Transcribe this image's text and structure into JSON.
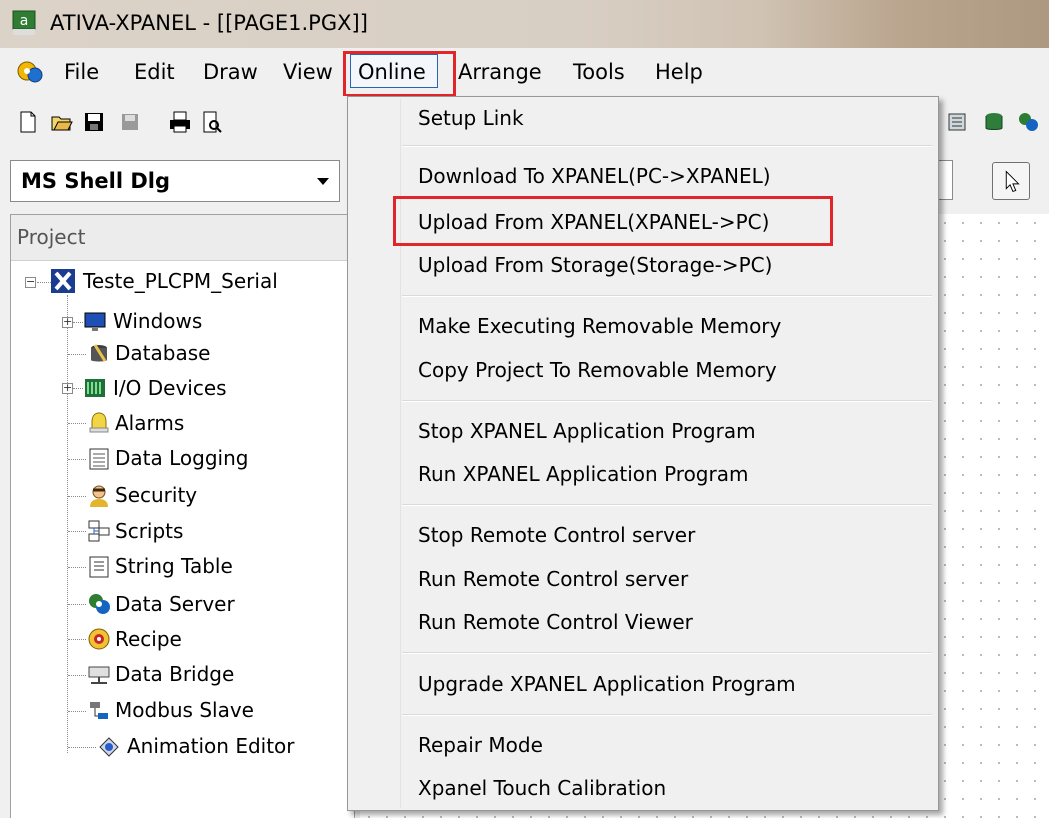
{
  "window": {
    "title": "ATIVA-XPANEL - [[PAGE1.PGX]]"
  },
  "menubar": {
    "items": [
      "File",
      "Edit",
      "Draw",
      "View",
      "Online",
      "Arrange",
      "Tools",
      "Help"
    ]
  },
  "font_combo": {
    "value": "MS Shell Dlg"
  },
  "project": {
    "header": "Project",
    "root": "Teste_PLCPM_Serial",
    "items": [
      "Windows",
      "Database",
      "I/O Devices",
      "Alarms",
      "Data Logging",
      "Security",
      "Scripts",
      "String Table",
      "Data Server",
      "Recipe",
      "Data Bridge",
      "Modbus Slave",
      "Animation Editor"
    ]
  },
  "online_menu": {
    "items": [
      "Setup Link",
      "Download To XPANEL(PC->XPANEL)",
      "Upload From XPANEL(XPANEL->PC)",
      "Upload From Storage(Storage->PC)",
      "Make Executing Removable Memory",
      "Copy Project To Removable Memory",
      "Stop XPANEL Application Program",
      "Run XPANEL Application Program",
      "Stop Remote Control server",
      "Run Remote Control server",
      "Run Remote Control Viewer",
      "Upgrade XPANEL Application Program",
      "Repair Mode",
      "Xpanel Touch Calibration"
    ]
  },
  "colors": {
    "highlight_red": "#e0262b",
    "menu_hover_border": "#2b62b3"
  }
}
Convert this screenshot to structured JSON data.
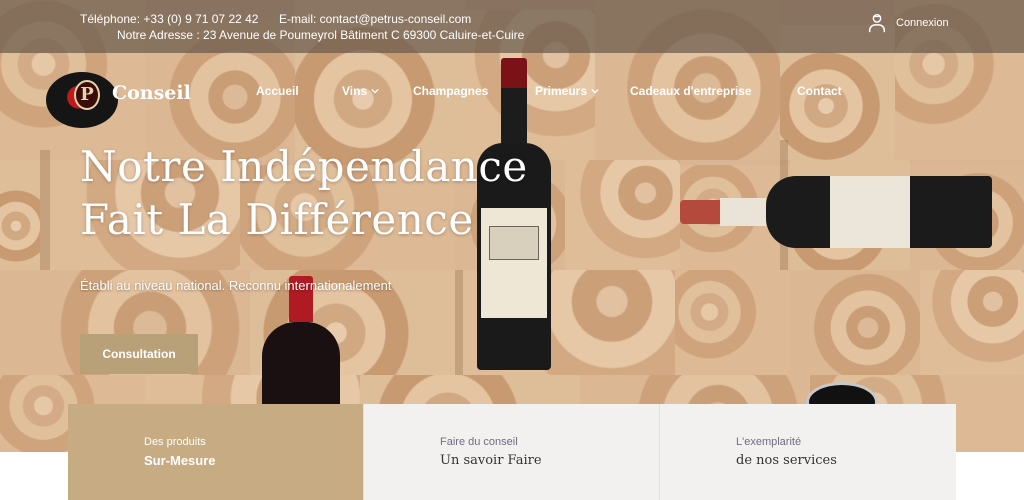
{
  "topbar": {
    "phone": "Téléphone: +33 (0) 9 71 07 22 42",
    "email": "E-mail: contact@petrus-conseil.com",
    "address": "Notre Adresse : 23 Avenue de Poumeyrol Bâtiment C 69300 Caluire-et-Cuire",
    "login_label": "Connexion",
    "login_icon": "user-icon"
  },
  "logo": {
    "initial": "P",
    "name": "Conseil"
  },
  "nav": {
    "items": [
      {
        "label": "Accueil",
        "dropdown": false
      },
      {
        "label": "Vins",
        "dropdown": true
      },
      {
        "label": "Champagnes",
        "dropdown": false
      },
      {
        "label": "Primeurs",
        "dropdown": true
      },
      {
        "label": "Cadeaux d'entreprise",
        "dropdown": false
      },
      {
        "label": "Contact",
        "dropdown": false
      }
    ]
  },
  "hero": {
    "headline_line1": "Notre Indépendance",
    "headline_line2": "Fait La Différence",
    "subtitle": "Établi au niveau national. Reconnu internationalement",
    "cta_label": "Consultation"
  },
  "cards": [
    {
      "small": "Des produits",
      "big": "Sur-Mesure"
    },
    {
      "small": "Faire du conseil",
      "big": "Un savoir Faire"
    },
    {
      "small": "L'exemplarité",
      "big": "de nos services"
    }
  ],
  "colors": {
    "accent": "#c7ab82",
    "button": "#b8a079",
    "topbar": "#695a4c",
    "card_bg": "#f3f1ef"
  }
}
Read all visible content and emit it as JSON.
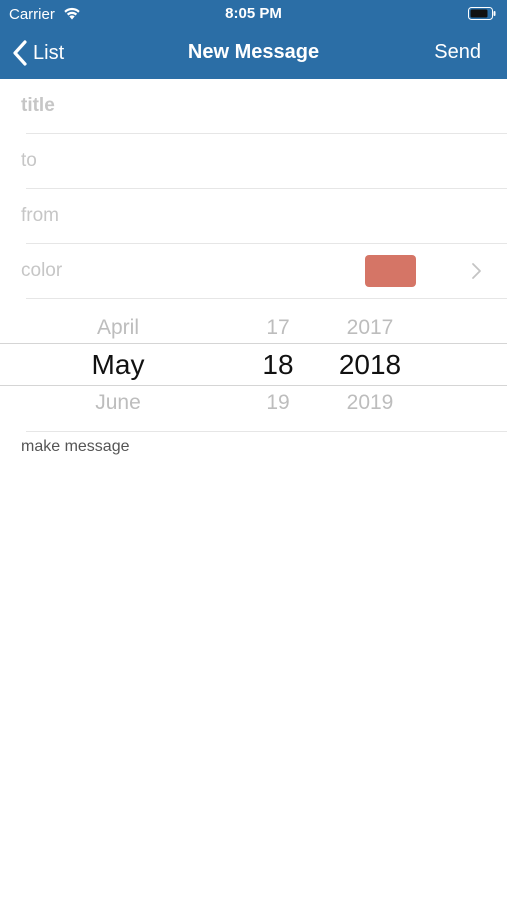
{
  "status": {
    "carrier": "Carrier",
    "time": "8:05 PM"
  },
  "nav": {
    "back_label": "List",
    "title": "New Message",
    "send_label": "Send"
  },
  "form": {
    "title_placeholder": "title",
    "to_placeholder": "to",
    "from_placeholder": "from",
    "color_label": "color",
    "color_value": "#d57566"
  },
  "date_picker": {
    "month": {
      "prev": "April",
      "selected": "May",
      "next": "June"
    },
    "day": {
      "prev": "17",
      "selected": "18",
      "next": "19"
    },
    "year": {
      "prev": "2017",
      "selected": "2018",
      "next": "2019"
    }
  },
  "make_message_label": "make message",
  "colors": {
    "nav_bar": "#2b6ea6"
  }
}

◆ PROBLEM TO WORK ON ◆
Filter the records down to the lines that contain the string "Notre", and copy those lines.

◆ FINISHED ANSWER ◆
    "address": "Notre Adresse : 23 Avenue de Poumeyrol Bâtiment C 69300 Caluire-et-Cuire",
    "headline_line1": "Notre Indépendance",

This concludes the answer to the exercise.